EXERCISE -
In the copy, include every entry exactly but none of the pictures.

MATERIAL FOR THIS EXERCISE -
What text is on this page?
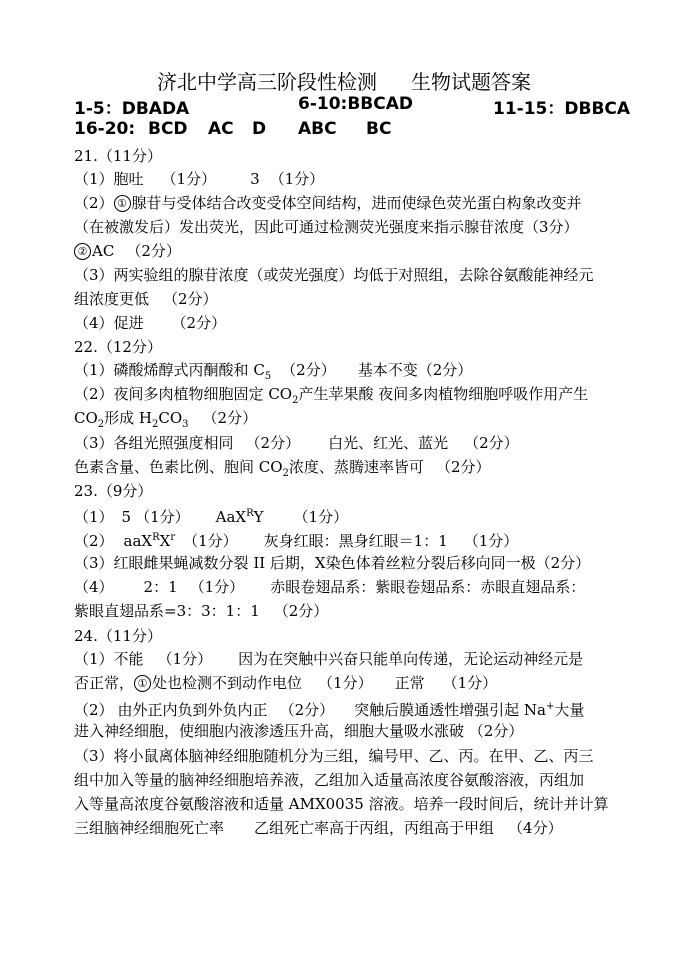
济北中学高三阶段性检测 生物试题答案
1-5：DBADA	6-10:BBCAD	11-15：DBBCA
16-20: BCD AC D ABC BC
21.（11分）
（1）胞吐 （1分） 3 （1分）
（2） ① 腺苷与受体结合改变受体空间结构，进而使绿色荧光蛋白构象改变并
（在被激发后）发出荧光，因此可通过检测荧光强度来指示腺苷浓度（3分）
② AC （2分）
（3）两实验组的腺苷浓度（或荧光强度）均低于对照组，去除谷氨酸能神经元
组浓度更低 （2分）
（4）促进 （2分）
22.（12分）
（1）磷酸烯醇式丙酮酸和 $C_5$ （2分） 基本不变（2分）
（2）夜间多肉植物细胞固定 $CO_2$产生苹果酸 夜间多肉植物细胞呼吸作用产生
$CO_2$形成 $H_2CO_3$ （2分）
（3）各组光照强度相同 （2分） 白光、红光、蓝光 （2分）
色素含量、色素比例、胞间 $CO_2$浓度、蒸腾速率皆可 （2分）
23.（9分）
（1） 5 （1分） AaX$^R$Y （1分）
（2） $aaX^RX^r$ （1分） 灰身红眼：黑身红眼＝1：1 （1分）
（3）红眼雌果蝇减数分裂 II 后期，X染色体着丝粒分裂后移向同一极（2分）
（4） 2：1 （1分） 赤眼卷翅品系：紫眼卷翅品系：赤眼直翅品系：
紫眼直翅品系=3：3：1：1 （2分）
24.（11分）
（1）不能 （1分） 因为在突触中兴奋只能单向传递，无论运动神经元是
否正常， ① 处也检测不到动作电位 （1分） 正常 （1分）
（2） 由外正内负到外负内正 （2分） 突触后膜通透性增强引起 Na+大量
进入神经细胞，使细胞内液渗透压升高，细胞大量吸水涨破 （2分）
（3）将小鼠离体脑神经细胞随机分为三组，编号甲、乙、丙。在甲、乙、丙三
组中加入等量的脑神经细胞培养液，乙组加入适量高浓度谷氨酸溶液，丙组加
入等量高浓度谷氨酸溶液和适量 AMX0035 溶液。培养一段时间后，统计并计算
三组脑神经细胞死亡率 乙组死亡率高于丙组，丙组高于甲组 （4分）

REPLY TO THE TASK -
What text is on this page?
济北中学高三阶段性检测 生物试题答案
1-5：DBADA	6-10:BBCAD	11-15：DBBCA
16-20: BCD AC D ABC BC
21.（11分）
（1）胞吐 （1分） 3 （1分）
（2） ① 腺苷与受体结合改变受体空间结构，进而使绿色荧光蛋白构象改变并
（在被激发后）发出荧光，因此可通过检测荧光强度来指示腺苷浓度（3分）
② AC （2分）
（3）两实验组的腺苷浓度（或荧光强度）均低于对照组，去除谷氨酸能神经元
组浓度更低 （2分）
（4）促进 （2分）
22.（12分）
（1）磷酸烯醇式丙酮酸和 $C_5$ （2分） 基本不变（2分）
（2）夜间多肉植物细胞固定 $CO_2$产生苹果酸 夜间多肉植物细胞呼吸作用产生
$CO_2$形成 $H_2CO_3$ （2分）
（3）各组光照强度相同 （2分） 白光、红光、蓝光 （2分）
色素含量、色素比例、胞间 $CO_2$浓度、蒸腾速率皆可 （2分）
23.（9分）
（1） 5 （1分） AaX$^R$Y （1分）
（2） $aaX^RX^r$ （1分） 灰身红眼：黑身红眼＝1：1 （1分）
（3）红眼雌果蝇减数分裂 II 后期，X染色体着丝粒分裂后移向同一极（2分）
（4） 2：1 （1分） 赤眼卷翅品系：紫眼卷翅品系：赤眼直翅品系：
紫眼直翅品系=3：3：1：1 （2分）
24.（11分）
（1）不能 （1分） 因为在突触中兴奋只能单向传递，无论运动神经元是
否正常， ① 处也检测不到动作电位 （1分） 正常 （1分）
（2） 由外正内负到外负内正 （2分） 突触后膜通透性增强引起 Na+大量
进入神经细胞，使细胞内液渗透压升高，细胞大量吸水涨破 （2分）
（3）将小鼠离体脑神经细胞随机分为三组，编号甲、乙、丙。在甲、乙、丙三
组中加入等量的脑神经细胞培养液，乙组加入适量高浓度谷氨酸溶液，丙组加
入等量高浓度谷氨酸溶液和适量 AMX0035 溶液。培养一段时间后，统计并计算
三组脑神经细胞死亡率 乙组死亡率高于丙组，丙组高于甲组 （4分）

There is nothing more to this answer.